▸ Exercise data
-------
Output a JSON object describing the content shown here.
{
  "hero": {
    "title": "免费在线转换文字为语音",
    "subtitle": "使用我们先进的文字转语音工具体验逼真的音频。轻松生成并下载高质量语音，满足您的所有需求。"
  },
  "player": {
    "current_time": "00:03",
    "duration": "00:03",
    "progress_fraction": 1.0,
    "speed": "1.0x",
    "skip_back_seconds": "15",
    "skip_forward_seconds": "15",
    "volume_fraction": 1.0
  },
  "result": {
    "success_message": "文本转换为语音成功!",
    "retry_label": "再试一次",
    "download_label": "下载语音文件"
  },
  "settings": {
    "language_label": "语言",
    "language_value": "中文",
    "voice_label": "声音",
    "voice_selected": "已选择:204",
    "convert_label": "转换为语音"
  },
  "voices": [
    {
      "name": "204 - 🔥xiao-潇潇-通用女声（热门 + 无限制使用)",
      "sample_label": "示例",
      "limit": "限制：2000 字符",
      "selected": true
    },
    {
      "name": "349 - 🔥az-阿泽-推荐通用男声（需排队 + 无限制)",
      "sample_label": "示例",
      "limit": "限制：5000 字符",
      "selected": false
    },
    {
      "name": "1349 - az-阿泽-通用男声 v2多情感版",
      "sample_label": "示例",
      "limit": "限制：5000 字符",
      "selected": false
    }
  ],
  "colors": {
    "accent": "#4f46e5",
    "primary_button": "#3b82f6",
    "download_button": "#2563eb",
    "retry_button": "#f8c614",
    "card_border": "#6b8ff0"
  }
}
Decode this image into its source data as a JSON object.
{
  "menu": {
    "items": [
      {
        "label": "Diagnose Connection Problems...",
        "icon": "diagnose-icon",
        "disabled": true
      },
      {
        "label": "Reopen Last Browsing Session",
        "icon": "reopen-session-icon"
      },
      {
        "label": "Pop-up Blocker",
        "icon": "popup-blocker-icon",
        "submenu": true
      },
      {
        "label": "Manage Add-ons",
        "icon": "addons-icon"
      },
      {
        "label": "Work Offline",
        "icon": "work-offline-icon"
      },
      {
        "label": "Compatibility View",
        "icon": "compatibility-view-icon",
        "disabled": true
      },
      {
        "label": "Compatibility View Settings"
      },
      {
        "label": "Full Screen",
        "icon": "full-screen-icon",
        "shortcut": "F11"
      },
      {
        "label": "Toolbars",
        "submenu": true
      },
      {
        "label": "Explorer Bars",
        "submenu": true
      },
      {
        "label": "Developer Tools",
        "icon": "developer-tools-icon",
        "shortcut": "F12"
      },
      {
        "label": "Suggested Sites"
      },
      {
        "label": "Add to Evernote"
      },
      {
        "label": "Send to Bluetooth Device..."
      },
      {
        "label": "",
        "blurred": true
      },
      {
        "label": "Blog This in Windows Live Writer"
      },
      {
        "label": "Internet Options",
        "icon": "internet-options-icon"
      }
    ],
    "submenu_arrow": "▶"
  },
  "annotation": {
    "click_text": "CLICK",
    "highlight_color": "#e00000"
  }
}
-------
▸ Task prompt
All of the records must be retyped exactly as they are.

▸ Result of this task
Output a JSON object describing the content shown here.
{
  "hero": {
    "title": "免费在线转换文字为语音",
    "subtitle": "使用我们先进的文字转语音工具体验逼真的音频。轻松生成并下载高质量语音，满足您的所有需求。"
  },
  "player": {
    "current_time": "00:03",
    "duration": "00:03",
    "progress_fraction": 1.0,
    "speed": "1.0x",
    "skip_back_seconds": "15",
    "skip_forward_seconds": "15",
    "volume_fraction": 1.0
  },
  "result": {
    "success_message": "文本转换为语音成功!",
    "retry_label": "再试一次",
    "download_label": "下载语音文件"
  },
  "settings": {
    "language_label": "语言",
    "language_value": "中文",
    "voice_label": "声音",
    "voice_selected": "已选择:204",
    "convert_label": "转换为语音"
  },
  "voices": [
    {
      "name": "204 - 🔥xiao-潇潇-通用女声（热门 + 无限制使用)",
      "sample_label": "示例",
      "limit": "限制：2000 字符",
      "selected": true
    },
    {
      "name": "349 - 🔥az-阿泽-推荐通用男声（需排队 + 无限制)",
      "sample_label": "示例",
      "limit": "限制：5000 字符",
      "selected": false
    },
    {
      "name": "1349 - az-阿泽-通用男声 v2多情感版",
      "sample_label": "示例",
      "limit": "限制：5000 字符",
      "selected": false
    }
  ],
  "colors": {
    "accent": "#4f46e5",
    "primary_button": "#3b82f6",
    "download_button": "#2563eb",
    "retry_button": "#f8c614",
    "card_border": "#6b8ff0"
  }
}
Decode this image into its source data as a JSON object.
{
  "menu": {
    "items": [
      {
        "label": "Diagnose Connection Problems...",
        "icon": "diagnose-icon",
        "disabled": true
      },
      {
        "label": "Reopen Last Browsing Session",
        "icon": "reopen-session-icon"
      },
      {
        "label": "Pop-up Blocker",
        "icon": "popup-blocker-icon",
        "submenu": true
      },
      {
        "label": "Manage Add-ons",
        "icon": "addons-icon"
      },
      {
        "label": "Work Offline",
        "icon": "work-offline-icon"
      },
      {
        "label": "Compatibility View",
        "icon": "compatibility-view-icon",
        "disabled": true
      },
      {
        "label": "Compatibility View Settings"
      },
      {
        "label": "Full Screen",
        "icon": "full-screen-icon",
        "shortcut": "F11"
      },
      {
        "label": "Toolbars",
        "submenu": true
      },
      {
        "label": "Explorer Bars",
        "submenu": true
      },
      {
        "label": "Developer Tools",
        "icon": "developer-tools-icon",
        "shortcut": "F12"
      },
      {
        "label": "Suggested Sites"
      },
      {
        "label": "Add to Evernote"
      },
      {
        "label": "Send to Bluetooth Device..."
      },
      {
        "label": "",
        "blurred": true
      },
      {
        "label": "Blog This in Windows Live Writer"
      },
      {
        "label": "Internet Options",
        "icon": "internet-options-icon"
      }
    ],
    "submenu_arrow": "▶"
  },
  "annotation": {
    "click_text": "CLICK",
    "highlight_color": "#e00000"
  }
}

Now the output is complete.